Work required —
Make an exact transcription of the material, leaving out all images.

Task input —
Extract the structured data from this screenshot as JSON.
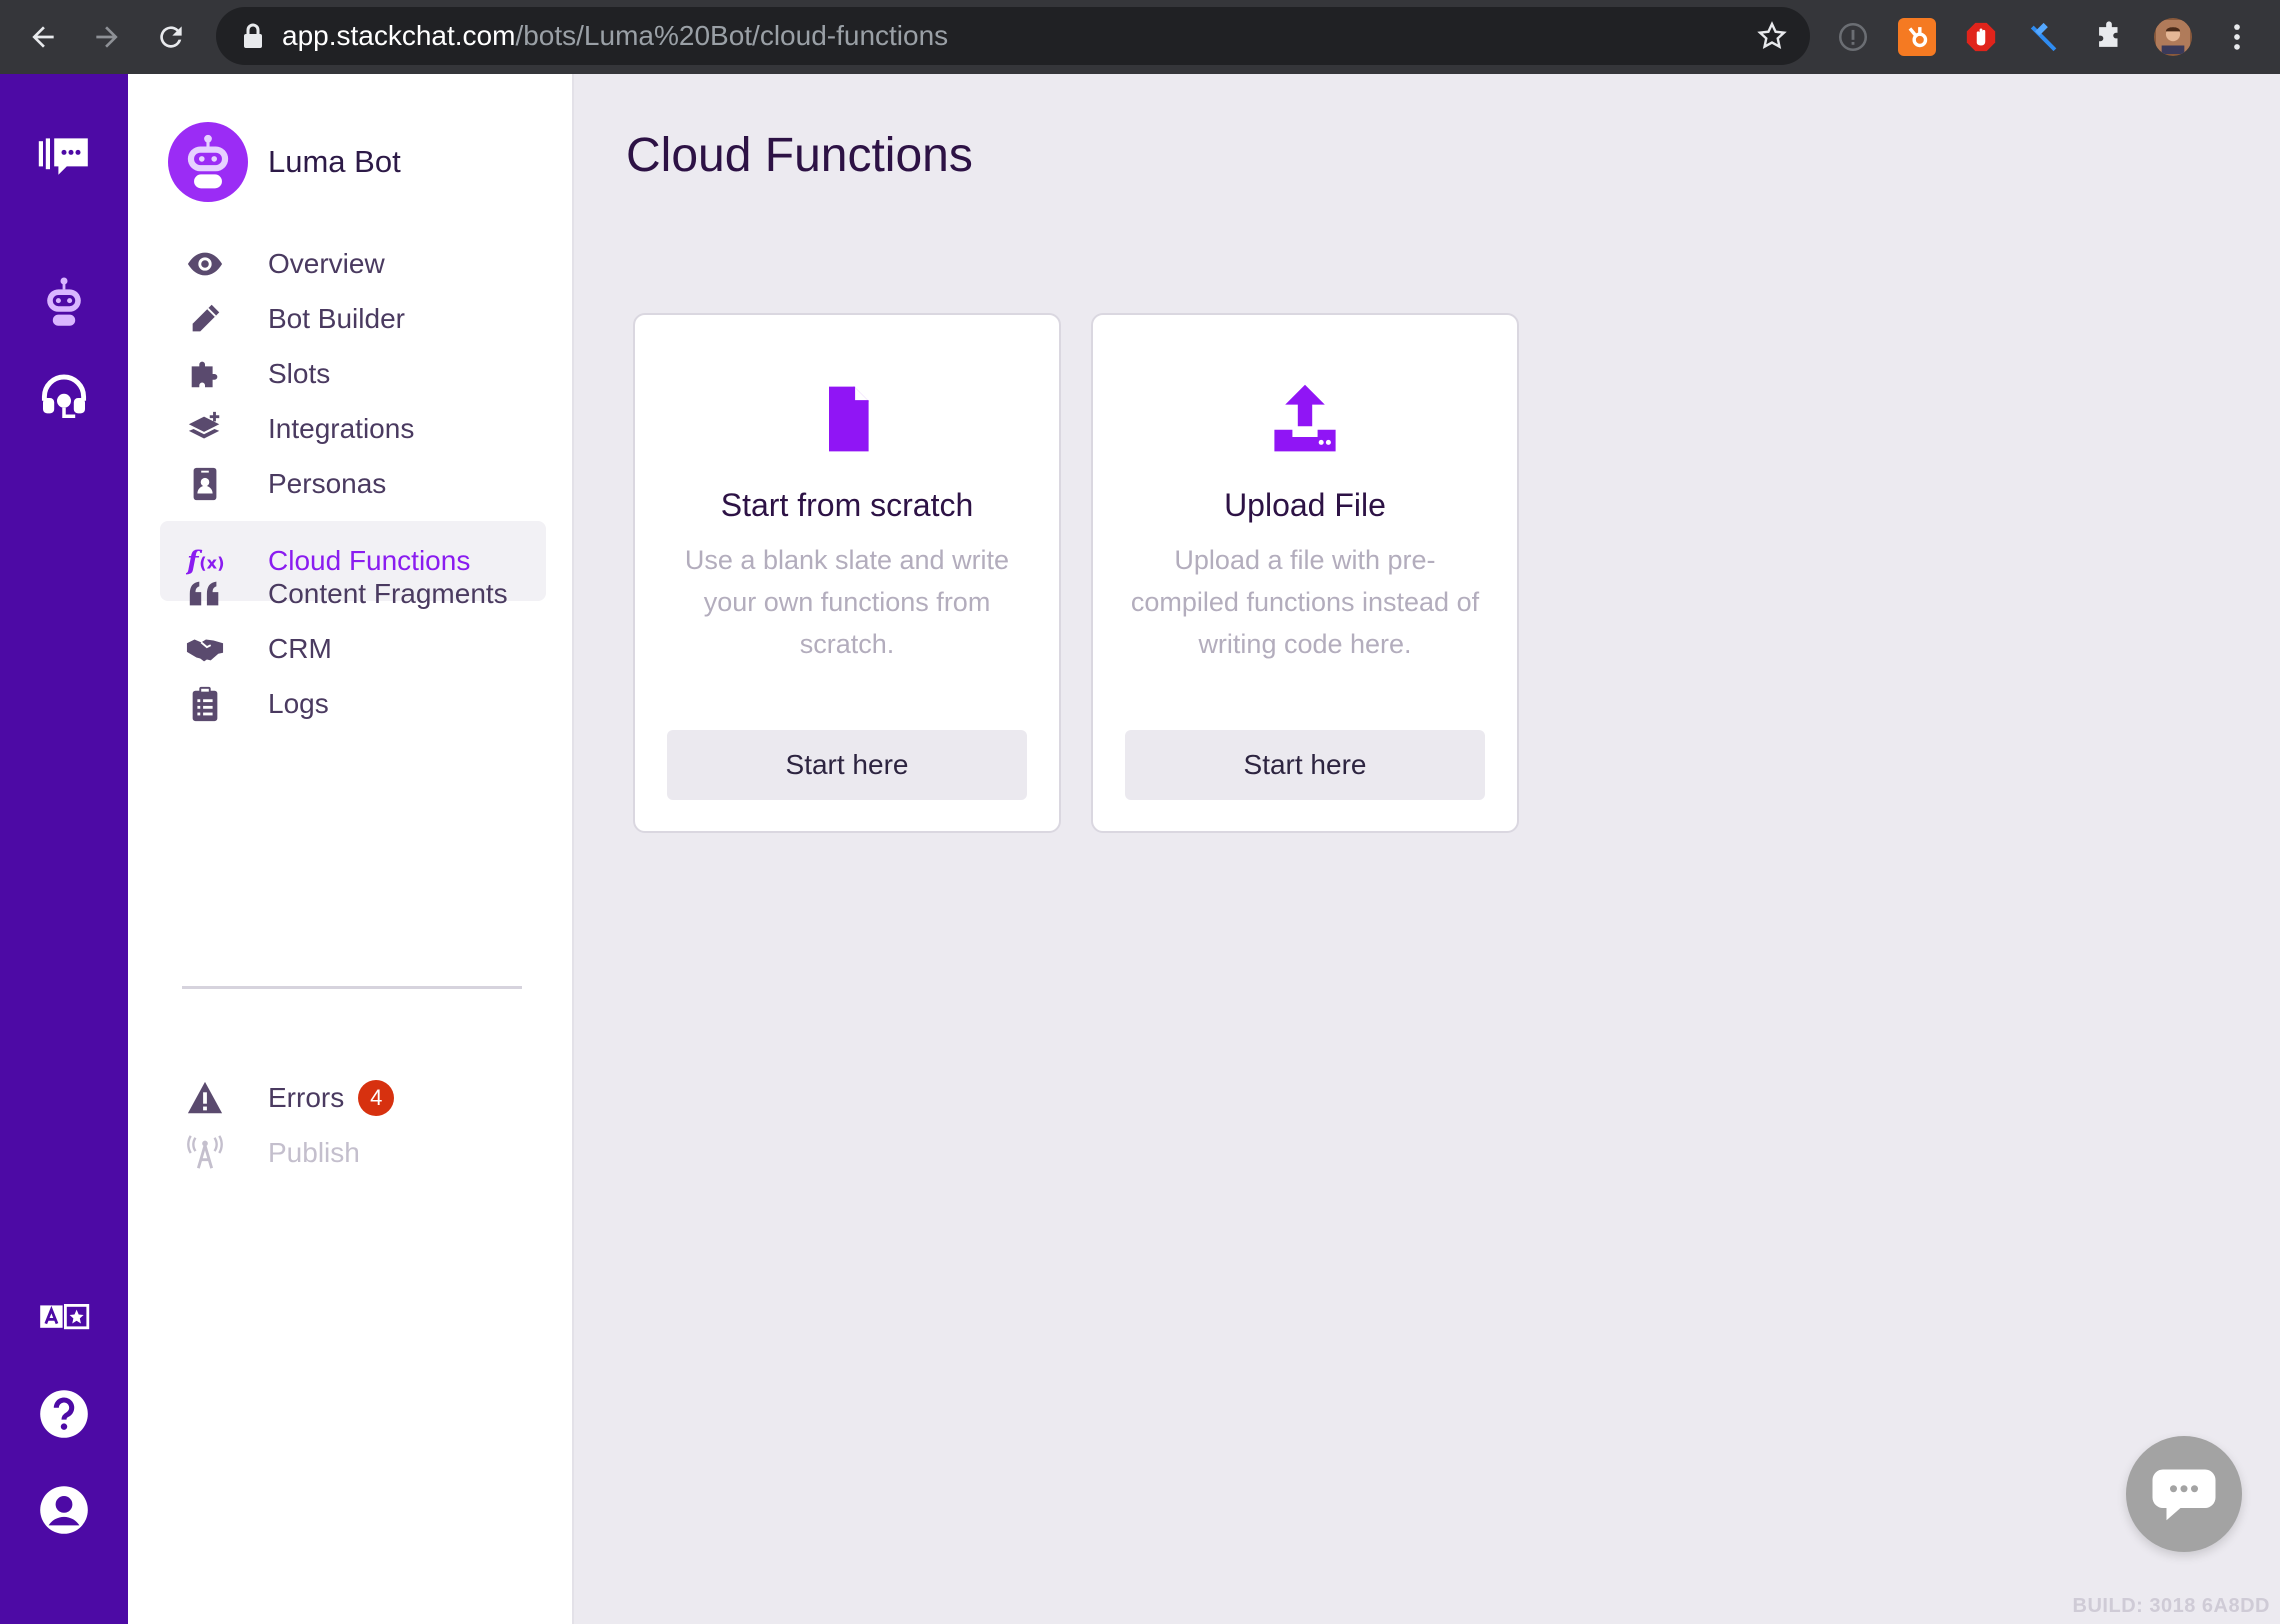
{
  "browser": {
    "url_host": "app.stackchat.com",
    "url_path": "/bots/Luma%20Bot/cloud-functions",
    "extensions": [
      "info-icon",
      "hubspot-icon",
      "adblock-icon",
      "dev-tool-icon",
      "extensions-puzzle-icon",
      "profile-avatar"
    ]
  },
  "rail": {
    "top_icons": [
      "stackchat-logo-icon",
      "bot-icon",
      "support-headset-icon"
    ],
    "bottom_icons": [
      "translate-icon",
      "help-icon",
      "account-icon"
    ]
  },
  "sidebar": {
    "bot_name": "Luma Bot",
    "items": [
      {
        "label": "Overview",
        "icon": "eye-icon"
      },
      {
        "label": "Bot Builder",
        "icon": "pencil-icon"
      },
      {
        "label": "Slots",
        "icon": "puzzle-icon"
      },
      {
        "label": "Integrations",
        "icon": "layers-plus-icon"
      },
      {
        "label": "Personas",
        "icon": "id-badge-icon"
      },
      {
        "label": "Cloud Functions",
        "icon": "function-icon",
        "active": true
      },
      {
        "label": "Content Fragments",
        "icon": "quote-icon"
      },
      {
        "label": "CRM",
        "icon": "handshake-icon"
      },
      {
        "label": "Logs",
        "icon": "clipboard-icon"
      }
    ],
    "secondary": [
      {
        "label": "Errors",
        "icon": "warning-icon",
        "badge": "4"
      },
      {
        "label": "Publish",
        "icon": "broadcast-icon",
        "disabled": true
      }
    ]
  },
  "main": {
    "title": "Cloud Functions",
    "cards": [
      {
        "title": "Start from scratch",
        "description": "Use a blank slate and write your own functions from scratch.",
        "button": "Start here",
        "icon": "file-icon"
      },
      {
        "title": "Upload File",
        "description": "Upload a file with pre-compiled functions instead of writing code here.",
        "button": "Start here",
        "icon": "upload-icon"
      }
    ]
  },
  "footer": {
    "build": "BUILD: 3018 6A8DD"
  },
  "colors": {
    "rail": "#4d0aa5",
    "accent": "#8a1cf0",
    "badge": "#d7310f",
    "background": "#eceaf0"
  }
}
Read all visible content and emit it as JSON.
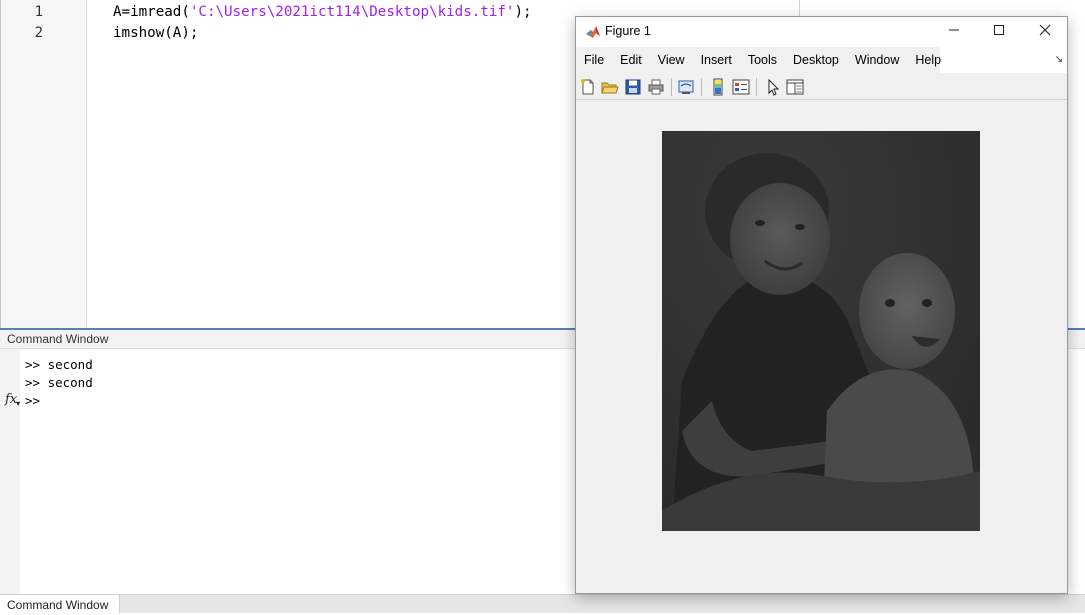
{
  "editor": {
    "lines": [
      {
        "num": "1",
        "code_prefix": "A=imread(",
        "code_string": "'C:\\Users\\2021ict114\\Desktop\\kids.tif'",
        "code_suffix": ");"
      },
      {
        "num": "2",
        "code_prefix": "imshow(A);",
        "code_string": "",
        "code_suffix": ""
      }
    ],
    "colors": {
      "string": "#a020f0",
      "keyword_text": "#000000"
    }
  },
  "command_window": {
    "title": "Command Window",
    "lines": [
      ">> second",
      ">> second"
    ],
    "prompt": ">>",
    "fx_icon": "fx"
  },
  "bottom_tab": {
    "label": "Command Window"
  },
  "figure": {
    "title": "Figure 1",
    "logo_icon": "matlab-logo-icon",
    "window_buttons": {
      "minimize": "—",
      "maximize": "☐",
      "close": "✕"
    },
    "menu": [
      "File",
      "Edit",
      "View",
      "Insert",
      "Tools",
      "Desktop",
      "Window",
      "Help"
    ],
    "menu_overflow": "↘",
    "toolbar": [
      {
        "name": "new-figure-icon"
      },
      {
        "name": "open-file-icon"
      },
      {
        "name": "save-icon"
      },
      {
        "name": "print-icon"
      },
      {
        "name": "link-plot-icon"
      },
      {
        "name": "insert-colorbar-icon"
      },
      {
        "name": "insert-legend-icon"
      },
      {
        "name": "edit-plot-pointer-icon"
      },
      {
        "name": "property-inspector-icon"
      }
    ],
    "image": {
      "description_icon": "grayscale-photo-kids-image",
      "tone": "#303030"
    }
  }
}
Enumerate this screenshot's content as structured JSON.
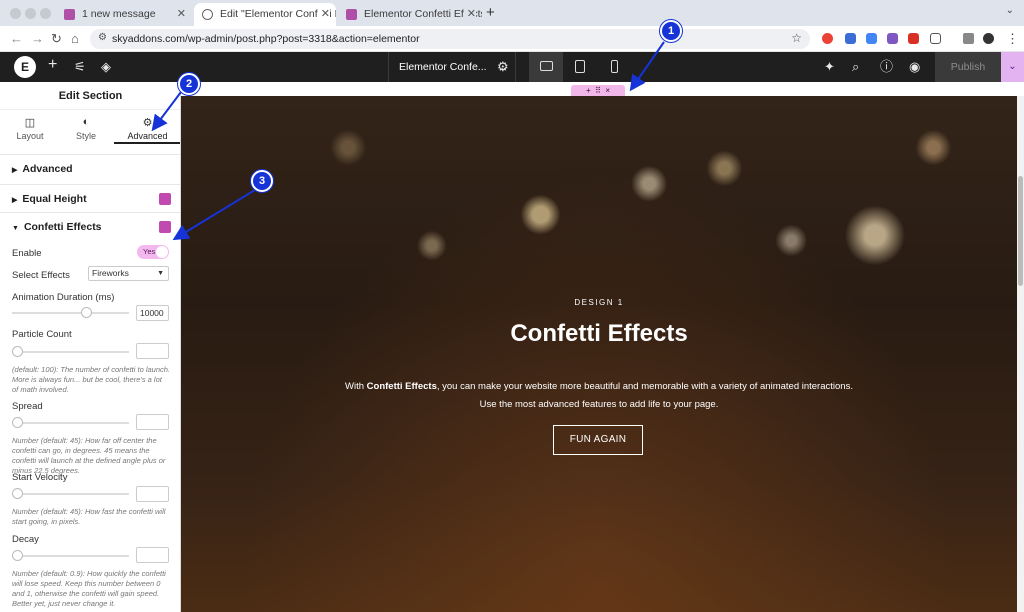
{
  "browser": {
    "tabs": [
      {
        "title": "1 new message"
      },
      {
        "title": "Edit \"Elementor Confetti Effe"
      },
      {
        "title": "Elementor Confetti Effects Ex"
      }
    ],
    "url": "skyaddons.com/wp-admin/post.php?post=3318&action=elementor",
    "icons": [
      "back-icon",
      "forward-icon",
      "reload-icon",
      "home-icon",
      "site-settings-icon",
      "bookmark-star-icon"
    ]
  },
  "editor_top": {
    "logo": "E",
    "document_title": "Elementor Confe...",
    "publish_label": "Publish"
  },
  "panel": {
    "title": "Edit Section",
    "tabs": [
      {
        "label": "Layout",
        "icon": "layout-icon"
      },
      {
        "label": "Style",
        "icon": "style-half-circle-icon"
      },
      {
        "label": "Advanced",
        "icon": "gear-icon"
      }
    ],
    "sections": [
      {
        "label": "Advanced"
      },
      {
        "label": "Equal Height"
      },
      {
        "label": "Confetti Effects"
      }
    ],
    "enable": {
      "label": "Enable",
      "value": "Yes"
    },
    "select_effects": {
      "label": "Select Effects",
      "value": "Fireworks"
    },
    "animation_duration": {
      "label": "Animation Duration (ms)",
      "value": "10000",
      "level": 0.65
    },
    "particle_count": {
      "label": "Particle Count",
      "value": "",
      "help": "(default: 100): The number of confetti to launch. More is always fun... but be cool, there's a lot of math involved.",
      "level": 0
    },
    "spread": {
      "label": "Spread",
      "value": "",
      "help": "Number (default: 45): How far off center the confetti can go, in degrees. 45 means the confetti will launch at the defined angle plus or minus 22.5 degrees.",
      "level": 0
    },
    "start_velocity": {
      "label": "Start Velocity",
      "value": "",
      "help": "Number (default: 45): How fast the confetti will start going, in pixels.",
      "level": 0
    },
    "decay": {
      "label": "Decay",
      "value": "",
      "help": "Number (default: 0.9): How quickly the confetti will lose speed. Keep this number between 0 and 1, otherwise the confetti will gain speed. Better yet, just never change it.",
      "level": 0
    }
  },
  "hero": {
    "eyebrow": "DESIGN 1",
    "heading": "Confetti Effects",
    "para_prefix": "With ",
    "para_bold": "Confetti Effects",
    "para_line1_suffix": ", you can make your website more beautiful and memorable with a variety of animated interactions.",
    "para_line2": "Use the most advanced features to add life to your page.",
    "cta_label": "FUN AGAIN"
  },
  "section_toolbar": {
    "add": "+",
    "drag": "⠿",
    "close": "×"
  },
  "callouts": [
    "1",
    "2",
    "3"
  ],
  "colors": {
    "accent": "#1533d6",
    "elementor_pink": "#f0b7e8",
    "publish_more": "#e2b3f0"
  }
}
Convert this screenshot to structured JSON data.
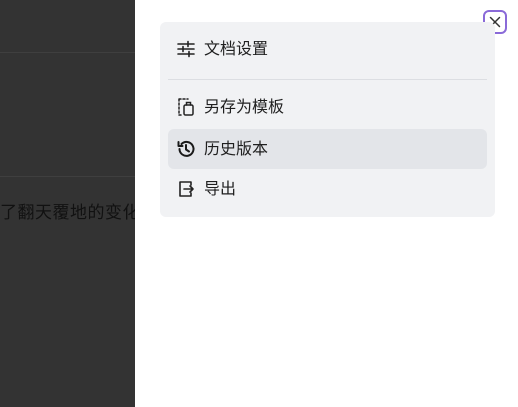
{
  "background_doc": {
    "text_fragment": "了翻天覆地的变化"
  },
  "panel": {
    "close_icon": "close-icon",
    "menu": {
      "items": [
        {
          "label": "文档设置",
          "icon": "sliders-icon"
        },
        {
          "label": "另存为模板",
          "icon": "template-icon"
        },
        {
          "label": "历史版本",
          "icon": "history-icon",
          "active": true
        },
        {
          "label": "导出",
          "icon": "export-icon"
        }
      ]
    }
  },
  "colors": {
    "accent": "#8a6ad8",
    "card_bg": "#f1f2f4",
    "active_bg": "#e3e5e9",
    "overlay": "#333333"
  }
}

Output of the task —
Extract the structured data from this screenshot as JSON.
{
  "browser": {
    "url_host": "app.stackchat.com",
    "url_path": "/bots/Luma%20Bot/cloud-functions",
    "extensions": [
      "info-icon",
      "hubspot-icon",
      "adblock-icon",
      "dev-tool-icon",
      "extensions-puzzle-icon",
      "profile-avatar"
    ]
  },
  "rail": {
    "top_icons": [
      "stackchat-logo-icon",
      "bot-icon",
      "support-headset-icon"
    ],
    "bottom_icons": [
      "translate-icon",
      "help-icon",
      "account-icon"
    ]
  },
  "sidebar": {
    "bot_name": "Luma Bot",
    "items": [
      {
        "label": "Overview",
        "icon": "eye-icon"
      },
      {
        "label": "Bot Builder",
        "icon": "pencil-icon"
      },
      {
        "label": "Slots",
        "icon": "puzzle-icon"
      },
      {
        "label": "Integrations",
        "icon": "layers-plus-icon"
      },
      {
        "label": "Personas",
        "icon": "id-badge-icon"
      },
      {
        "label": "Cloud Functions",
        "icon": "function-icon",
        "active": true
      },
      {
        "label": "Content Fragments",
        "icon": "quote-icon"
      },
      {
        "label": "CRM",
        "icon": "handshake-icon"
      },
      {
        "label": "Logs",
        "icon": "clipboard-icon"
      }
    ],
    "secondary": [
      {
        "label": "Errors",
        "icon": "warning-icon",
        "badge": "4"
      },
      {
        "label": "Publish",
        "icon": "broadcast-icon",
        "disabled": true
      }
    ]
  },
  "main": {
    "title": "Cloud Functions",
    "cards": [
      {
        "title": "Start from scratch",
        "description": "Use a blank slate and write your own functions from scratch.",
        "button": "Start here",
        "icon": "file-icon"
      },
      {
        "title": "Upload File",
        "description": "Upload a file with pre-compiled functions instead of writing code here.",
        "button": "Start here",
        "icon": "upload-icon"
      }
    ]
  },
  "footer": {
    "build": "BUILD: 3018 6A8DD"
  },
  "colors": {
    "rail": "#4d0aa5",
    "accent": "#8a1cf0",
    "badge": "#d7310f",
    "background": "#eceaf0"
  }
}
Read all visible content and emit it as JSON.
{
  "editor": {
    "lines": [
      {
        "num": "1",
        "code_prefix": "A=imread(",
        "code_string": "'C:\\Users\\2021ict114\\Desktop\\kids.tif'",
        "code_suffix": ");"
      },
      {
        "num": "2",
        "code_prefix": "imshow(A);",
        "code_string": "",
        "code_suffix": ""
      }
    ],
    "colors": {
      "string": "#a020f0",
      "keyword_text": "#000000"
    }
  },
  "command_window": {
    "title": "Command Window",
    "lines": [
      ">> second",
      ">> second"
    ],
    "prompt": ">>",
    "fx_icon": "fx"
  },
  "bottom_tab": {
    "label": "Command Window"
  },
  "figure": {
    "title": "Figure 1",
    "logo_icon": "matlab-logo-icon",
    "window_buttons": {
      "minimize": "—",
      "maximize": "☐",
      "close": "✕"
    },
    "menu": [
      "File",
      "Edit",
      "View",
      "Insert",
      "Tools",
      "Desktop",
      "Window",
      "Help"
    ],
    "menu_overflow": "↘",
    "toolbar": [
      {
        "name": "new-figure-icon"
      },
      {
        "name": "open-file-icon"
      },
      {
        "name": "save-icon"
      },
      {
        "name": "print-icon"
      },
      {
        "name": "link-plot-icon"
      },
      {
        "name": "insert-colorbar-icon"
      },
      {
        "name": "insert-legend-icon"
      },
      {
        "name": "edit-plot-pointer-icon"
      },
      {
        "name": "property-inspector-icon"
      }
    ],
    "image": {
      "description_icon": "grayscale-photo-kids-image",
      "tone": "#303030"
    }
  }
}
Enumerate this screenshot's content as structured JSON.
{
  "browser": {
    "tabs": [
      {
        "title": "1 new message"
      },
      {
        "title": "Edit \"Elementor Confetti Effe"
      },
      {
        "title": "Elementor Confetti Effects Ex"
      }
    ],
    "url": "skyaddons.com/wp-admin/post.php?post=3318&action=elementor",
    "icons": [
      "back-icon",
      "forward-icon",
      "reload-icon",
      "home-icon",
      "site-settings-icon",
      "bookmark-star-icon"
    ]
  },
  "editor_top": {
    "logo": "E",
    "document_title": "Elementor Confe...",
    "publish_label": "Publish"
  },
  "panel": {
    "title": "Edit Section",
    "tabs": [
      {
        "label": "Layout",
        "icon": "layout-icon"
      },
      {
        "label": "Style",
        "icon": "style-half-circle-icon"
      },
      {
        "label": "Advanced",
        "icon": "gear-icon"
      }
    ],
    "sections": [
      {
        "label": "Advanced"
      },
      {
        "label": "Equal Height"
      },
      {
        "label": "Confetti Effects"
      }
    ],
    "enable": {
      "label": "Enable",
      "value": "Yes"
    },
    "select_effects": {
      "label": "Select Effects",
      "value": "Fireworks"
    },
    "animation_duration": {
      "label": "Animation Duration (ms)",
      "value": "10000",
      "level": 0.65
    },
    "particle_count": {
      "label": "Particle Count",
      "value": "",
      "help": "(default: 100): The number of confetti to launch. More is always fun... but be cool, there's a lot of math involved.",
      "level": 0
    },
    "spread": {
      "label": "Spread",
      "value": "",
      "help": "Number (default: 45): How far off center the confetti can go, in degrees. 45 means the confetti will launch at the defined angle plus or minus 22.5 degrees.",
      "level": 0
    },
    "start_velocity": {
      "label": "Start Velocity",
      "value": "",
      "help": "Number (default: 45): How fast the confetti will start going, in pixels.",
      "level": 0
    },
    "decay": {
      "label": "Decay",
      "value": "",
      "help": "Number (default: 0.9): How quickly the confetti will lose speed. Keep this number between 0 and 1, otherwise the confetti will gain speed. Better yet, just never change it.",
      "level": 0
    }
  },
  "hero": {
    "eyebrow": "DESIGN 1",
    "heading": "Confetti Effects",
    "para_prefix": "With ",
    "para_bold": "Confetti Effects",
    "para_line1_suffix": ", you can make your website more beautiful and memorable with a variety of animated interactions.",
    "para_line2": "Use the most advanced features to add life to your page.",
    "cta_label": "FUN AGAIN"
  },
  "section_toolbar": {
    "add": "+",
    "drag": "⠿",
    "close": "×"
  },
  "callouts": [
    "1",
    "2",
    "3"
  ],
  "colors": {
    "accent": "#1533d6",
    "elementor_pink": "#f0b7e8",
    "publish_more": "#e2b3f0"
  }
}
Convert this screenshot to structured JSON data.
{
  "background_doc": {
    "text_fragment": "了翻天覆地的变化"
  },
  "panel": {
    "close_icon": "close-icon",
    "menu": {
      "items": [
        {
          "label": "文档设置",
          "icon": "sliders-icon"
        },
        {
          "label": "另存为模板",
          "icon": "template-icon"
        },
        {
          "label": "历史版本",
          "icon": "history-icon",
          "active": true
        },
        {
          "label": "导出",
          "icon": "export-icon"
        }
      ]
    }
  },
  "colors": {
    "accent": "#8a6ad8",
    "card_bg": "#f1f2f4",
    "active_bg": "#e3e5e9",
    "overlay": "#333333"
  }
}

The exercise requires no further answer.